WRITTEN EXERCISE
Please rewrite the records, starting at the first line and ending at the line that contains "168, 349, 178]", with "components" changed to "parts" and everything else unchanged.
━━━
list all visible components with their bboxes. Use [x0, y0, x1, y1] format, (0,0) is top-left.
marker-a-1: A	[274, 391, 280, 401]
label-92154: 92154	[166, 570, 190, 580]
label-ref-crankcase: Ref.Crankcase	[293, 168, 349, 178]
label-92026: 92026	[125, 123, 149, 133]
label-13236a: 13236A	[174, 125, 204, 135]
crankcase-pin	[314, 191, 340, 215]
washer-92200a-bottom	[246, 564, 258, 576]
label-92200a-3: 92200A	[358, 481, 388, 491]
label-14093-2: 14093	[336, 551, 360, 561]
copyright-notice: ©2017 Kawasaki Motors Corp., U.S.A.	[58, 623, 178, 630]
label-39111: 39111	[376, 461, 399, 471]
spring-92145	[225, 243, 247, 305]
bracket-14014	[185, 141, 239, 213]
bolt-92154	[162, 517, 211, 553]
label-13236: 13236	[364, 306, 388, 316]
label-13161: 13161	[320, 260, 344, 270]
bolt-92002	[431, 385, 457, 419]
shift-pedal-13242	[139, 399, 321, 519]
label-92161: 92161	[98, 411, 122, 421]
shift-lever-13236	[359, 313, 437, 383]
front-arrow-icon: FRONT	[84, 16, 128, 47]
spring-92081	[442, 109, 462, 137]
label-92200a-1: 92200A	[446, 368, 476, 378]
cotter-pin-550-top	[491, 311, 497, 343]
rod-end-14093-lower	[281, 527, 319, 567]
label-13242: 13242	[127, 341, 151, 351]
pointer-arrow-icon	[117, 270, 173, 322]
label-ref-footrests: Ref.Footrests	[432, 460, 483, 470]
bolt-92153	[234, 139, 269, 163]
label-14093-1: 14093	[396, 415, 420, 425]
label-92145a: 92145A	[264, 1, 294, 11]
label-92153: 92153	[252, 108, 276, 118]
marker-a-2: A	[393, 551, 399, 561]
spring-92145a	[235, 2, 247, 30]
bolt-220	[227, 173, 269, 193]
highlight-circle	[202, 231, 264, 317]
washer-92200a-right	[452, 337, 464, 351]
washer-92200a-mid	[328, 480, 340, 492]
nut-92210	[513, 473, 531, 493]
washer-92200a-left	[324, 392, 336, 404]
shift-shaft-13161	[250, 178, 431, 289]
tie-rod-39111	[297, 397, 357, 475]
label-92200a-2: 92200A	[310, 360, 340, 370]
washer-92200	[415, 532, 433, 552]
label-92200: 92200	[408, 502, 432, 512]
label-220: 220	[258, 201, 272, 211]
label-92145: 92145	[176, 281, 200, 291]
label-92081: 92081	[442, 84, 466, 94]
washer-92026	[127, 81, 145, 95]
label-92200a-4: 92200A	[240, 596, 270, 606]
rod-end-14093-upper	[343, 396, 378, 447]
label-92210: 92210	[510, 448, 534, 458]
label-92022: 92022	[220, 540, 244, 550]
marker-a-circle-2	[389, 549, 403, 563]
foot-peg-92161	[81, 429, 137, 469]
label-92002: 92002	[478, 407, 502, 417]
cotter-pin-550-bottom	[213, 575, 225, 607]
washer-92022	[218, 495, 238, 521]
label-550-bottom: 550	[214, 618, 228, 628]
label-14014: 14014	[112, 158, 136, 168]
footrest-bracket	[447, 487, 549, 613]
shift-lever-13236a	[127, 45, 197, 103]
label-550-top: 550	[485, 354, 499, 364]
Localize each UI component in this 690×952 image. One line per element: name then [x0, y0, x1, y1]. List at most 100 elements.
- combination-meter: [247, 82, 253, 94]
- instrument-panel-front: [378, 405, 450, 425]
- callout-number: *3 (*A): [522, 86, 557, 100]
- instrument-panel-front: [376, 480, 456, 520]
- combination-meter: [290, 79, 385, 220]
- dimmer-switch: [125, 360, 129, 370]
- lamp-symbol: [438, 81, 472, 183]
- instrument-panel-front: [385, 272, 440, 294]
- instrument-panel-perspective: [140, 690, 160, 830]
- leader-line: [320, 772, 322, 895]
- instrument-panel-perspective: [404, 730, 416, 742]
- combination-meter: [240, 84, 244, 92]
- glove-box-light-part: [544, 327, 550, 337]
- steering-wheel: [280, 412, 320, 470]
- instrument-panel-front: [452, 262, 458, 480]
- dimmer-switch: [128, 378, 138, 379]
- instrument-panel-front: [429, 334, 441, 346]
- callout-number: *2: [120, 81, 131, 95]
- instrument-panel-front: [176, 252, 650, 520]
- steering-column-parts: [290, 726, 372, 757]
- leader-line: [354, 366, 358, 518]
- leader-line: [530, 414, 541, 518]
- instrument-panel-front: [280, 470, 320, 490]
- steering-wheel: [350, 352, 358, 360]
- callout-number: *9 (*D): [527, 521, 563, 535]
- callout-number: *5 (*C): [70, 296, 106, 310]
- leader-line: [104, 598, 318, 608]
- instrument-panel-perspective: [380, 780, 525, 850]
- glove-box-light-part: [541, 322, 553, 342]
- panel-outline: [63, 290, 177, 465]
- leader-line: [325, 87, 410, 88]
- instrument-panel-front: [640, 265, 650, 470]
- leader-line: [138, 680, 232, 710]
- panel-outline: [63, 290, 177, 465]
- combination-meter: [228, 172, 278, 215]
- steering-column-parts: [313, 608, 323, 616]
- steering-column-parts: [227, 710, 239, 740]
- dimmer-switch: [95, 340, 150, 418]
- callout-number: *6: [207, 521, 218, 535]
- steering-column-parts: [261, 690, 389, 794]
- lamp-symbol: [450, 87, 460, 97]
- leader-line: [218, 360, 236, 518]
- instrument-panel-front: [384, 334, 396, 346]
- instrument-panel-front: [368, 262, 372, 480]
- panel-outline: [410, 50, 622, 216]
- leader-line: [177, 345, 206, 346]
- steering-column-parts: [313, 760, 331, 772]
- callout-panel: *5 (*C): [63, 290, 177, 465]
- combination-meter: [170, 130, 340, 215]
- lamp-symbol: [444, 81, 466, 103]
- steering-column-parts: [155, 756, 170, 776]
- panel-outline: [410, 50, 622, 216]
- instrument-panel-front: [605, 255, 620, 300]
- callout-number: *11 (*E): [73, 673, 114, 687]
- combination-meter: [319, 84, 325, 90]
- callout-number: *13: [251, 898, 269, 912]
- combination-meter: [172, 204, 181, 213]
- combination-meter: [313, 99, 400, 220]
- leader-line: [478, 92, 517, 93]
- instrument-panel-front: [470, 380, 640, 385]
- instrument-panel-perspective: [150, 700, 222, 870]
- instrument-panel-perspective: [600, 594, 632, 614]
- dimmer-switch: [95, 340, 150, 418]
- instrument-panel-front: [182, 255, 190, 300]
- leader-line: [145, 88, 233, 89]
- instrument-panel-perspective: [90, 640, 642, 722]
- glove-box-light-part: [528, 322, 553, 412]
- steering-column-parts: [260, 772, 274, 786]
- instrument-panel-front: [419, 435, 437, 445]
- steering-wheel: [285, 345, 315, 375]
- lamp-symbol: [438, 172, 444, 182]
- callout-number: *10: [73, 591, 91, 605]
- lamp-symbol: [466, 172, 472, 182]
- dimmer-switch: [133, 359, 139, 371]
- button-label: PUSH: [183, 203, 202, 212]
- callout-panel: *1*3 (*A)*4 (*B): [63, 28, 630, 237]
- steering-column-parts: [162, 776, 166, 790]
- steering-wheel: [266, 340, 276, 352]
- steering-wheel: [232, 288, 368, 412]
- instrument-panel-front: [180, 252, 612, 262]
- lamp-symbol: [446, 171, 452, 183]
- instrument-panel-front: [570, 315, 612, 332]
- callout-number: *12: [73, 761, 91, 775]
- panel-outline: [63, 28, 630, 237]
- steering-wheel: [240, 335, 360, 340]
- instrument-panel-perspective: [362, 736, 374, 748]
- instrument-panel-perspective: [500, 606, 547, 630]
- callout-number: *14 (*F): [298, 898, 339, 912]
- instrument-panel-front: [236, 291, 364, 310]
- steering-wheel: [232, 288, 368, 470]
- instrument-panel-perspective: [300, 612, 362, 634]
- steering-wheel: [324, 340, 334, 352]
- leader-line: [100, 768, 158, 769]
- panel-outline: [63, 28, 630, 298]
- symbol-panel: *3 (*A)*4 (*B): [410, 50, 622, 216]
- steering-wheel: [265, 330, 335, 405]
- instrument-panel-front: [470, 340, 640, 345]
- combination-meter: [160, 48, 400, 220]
━━━
OUTPUT FOR THIS EXERCISE
list all visible parts with their bboxes. Use [x0, y0, x1, y1] format, (0,0) is top-left.
marker-a-1: A	[274, 391, 280, 401]
label-92154: 92154	[166, 570, 190, 580]
label-ref-crankcase: Ref.Crankcase	[293, 168, 349, 178]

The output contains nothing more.